Transcribe the entries exactly; images are not part of the copy.
+ + + + +
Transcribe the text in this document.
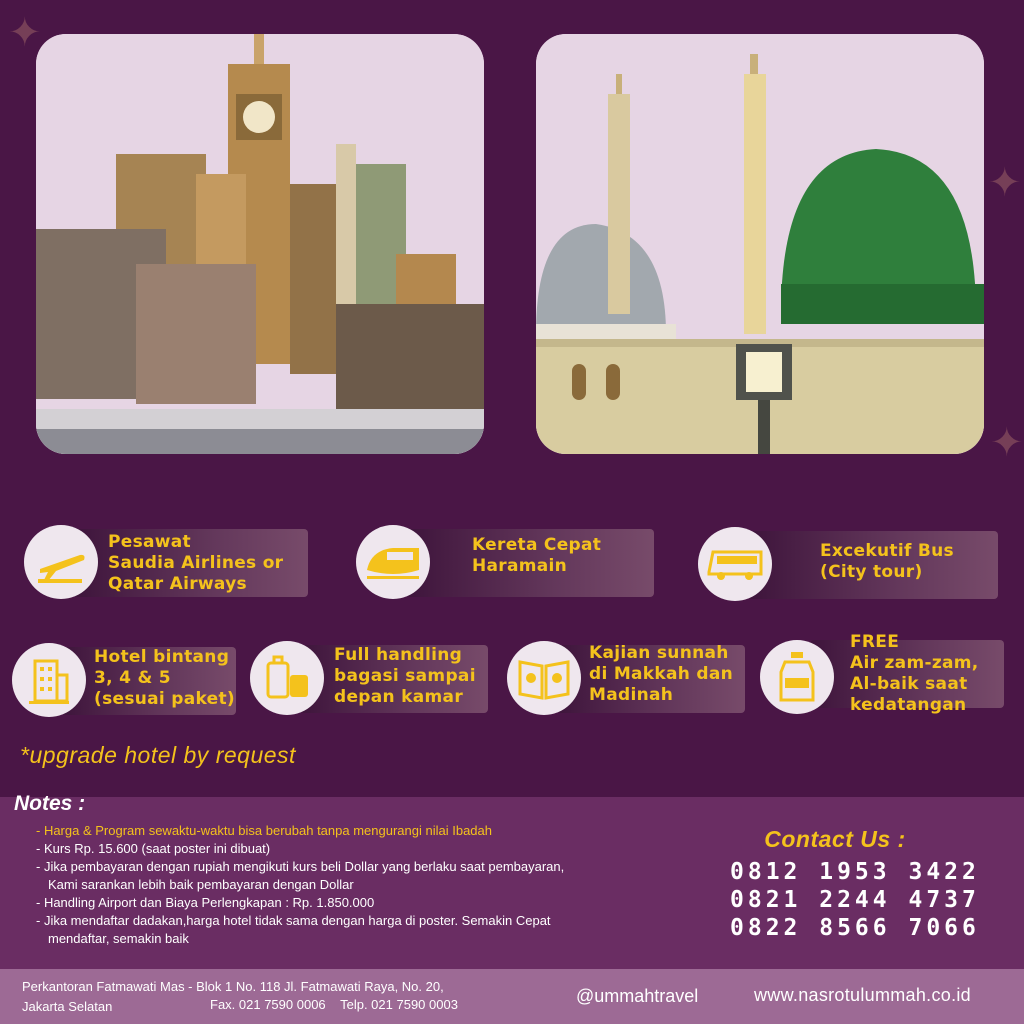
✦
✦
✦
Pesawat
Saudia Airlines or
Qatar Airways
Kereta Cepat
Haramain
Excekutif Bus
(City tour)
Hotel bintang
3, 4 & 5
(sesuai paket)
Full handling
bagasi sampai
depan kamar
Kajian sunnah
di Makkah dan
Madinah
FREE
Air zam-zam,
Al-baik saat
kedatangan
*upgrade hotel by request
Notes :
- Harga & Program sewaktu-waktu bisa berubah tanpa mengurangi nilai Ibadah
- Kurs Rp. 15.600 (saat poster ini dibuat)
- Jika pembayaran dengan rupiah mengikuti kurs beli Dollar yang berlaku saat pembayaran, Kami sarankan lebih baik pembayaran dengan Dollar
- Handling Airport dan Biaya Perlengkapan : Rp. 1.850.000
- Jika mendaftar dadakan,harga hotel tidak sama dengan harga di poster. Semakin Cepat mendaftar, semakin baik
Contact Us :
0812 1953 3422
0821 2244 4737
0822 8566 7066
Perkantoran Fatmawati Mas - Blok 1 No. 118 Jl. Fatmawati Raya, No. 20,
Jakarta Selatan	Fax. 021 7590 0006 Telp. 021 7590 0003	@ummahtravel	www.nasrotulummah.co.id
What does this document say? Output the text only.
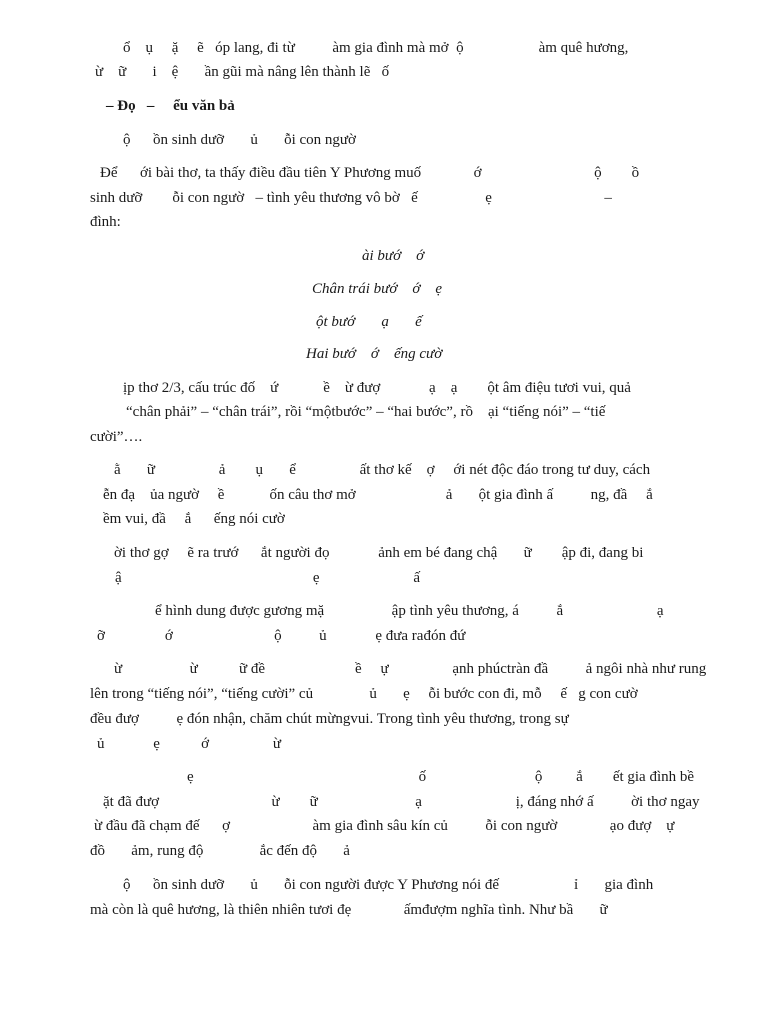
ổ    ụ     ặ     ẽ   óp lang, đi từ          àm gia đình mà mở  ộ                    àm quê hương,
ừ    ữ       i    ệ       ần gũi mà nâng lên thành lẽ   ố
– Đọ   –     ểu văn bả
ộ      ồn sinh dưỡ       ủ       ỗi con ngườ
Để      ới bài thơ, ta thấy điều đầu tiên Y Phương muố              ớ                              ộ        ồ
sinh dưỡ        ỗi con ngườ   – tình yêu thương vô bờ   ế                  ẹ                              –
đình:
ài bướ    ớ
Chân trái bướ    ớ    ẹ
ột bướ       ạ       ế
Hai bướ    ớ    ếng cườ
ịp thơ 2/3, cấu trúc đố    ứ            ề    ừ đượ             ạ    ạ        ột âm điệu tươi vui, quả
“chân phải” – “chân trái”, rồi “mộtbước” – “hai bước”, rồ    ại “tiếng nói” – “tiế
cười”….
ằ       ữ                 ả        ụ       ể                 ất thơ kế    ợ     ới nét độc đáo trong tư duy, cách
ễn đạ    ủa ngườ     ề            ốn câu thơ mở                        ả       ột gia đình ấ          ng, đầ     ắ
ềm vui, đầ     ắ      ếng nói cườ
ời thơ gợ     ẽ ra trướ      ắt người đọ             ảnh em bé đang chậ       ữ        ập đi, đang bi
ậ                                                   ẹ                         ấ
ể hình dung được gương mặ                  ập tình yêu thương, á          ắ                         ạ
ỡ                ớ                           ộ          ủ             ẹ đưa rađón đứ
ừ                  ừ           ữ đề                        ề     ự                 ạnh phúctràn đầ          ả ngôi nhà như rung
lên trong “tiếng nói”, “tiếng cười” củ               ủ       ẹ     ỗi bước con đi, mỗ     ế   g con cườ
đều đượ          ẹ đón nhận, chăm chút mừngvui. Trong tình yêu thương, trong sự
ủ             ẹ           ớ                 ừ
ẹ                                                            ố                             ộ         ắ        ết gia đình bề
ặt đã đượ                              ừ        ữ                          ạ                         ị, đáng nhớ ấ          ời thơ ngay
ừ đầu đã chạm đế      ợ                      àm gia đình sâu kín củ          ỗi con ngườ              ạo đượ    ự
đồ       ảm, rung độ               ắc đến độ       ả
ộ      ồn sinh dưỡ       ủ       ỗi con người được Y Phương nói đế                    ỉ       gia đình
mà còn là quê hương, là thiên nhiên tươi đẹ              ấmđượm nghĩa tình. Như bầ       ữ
+ + + + +
### COMPLETE OUTPUT
Transcribe the text in this document.
✦
✦
✦
Pesawat
Saudia Airlines or
Qatar Airways
Kereta Cepat
Haramain
Excekutif Bus
(City tour)
Hotel bintang
3, 4 & 5
(sesuai paket)
Full handling
bagasi sampai
depan kamar
Kajian sunnah
di Makkah dan
Madinah
FREE
Air zam-zam,
Al-baik saat
kedatangan
*upgrade hotel by request
Notes :
- Harga & Program sewaktu-waktu bisa berubah tanpa mengurangi nilai Ibadah
- Kurs Rp. 15.600 (saat poster ini dibuat)
- Jika pembayaran dengan rupiah mengikuti kurs beli Dollar yang berlaku saat pembayaran, Kami sarankan lebih baik pembayaran dengan Dollar
- Handling Airport dan Biaya Perlengkapan : Rp. 1.850.000
- Jika mendaftar dadakan,harga hotel tidak sama dengan harga di poster. Semakin Cepat mendaftar, semakin baik
Contact Us :
0812 1953 3422
0821 2244 4737
0822 8566 7066
Perkantoran Fatmawati Mas - Blok 1 No. 118 Jl. Fatmawati Raya, No. 20,
Jakarta Selatan	Fax. 021 7590 0006 Telp. 021 7590 0003	@ummahtravel	www.nasrotulummah.co.id
What does this document say? Output the text only.
ổ    ụ     ặ     ẽ   óp lang, đi từ          àm gia đình mà mở  ộ                    àm quê hương,
ừ    ữ       i    ệ       ần gũi mà nâng lên thành lẽ   ố
– Đọ   –     ểu văn bả
ộ      ồn sinh dưỡ       ủ       ỗi con ngườ
Để      ới bài thơ, ta thấy điều đầu tiên Y Phương muố              ớ                              ộ        ồ
sinh dưỡ        ỗi con ngườ   – tình yêu thương vô bờ   ế                  ẹ                              –
đình:
ài bướ    ớ
Chân trái bướ    ớ    ẹ
ột bướ       ạ       ế
Hai bướ    ớ    ếng cườ
ịp thơ 2/3, cấu trúc đố    ứ            ề    ừ đượ             ạ    ạ        ột âm điệu tươi vui, quả
“chân phải” – “chân trái”, rồi “mộtbước” – “hai bước”, rồ    ại “tiếng nói” – “tiế
cười”….
ằ       ữ                 ả        ụ       ể                 ất thơ kế    ợ     ới nét độc đáo trong tư duy, cách
ễn đạ    ủa ngườ     ề            ốn câu thơ mở                        ả       ột gia đình ấ          ng, đầ     ắ
ềm vui, đầ     ắ      ếng nói cườ
ời thơ gợ     ẽ ra trướ      ắt người đọ             ảnh em bé đang chậ       ữ        ập đi, đang bi
ậ                                                   ẹ                         ấ
ể hình dung được gương mặ                  ập tình yêu thương, á          ắ                         ạ
ỡ                ớ                           ộ          ủ             ẹ đưa rađón đứ
ừ                  ừ           ữ đề                        ề     ự                 ạnh phúctràn đầ          ả ngôi nhà như rung
lên trong “tiếng nói”, “tiếng cười” củ               ủ       ẹ     ỗi bước con đi, mỗ     ế   g con cườ
đều đượ          ẹ đón nhận, chăm chút mừngvui. Trong tình yêu thương, trong sự
ủ             ẹ           ớ                 ừ
ẹ                                                            ố                             ộ         ắ        ết gia đình bề
ặt đã đượ                              ừ        ữ                          ạ                         ị, đáng nhớ ấ          ời thơ ngay
ừ đầu đã chạm đế      ợ                      àm gia đình sâu kín củ          ỗi con ngườ              ạo đượ    ự
đồ       ảm, rung độ               ắc đến độ       ả
ộ      ồn sinh dưỡ       ủ       ỗi con người được Y Phương nói đế                    ỉ       gia đình
mà còn là quê hương, là thiên nhiên tươi đẹ              ấmđượm nghĩa tình. Như bầ       ữ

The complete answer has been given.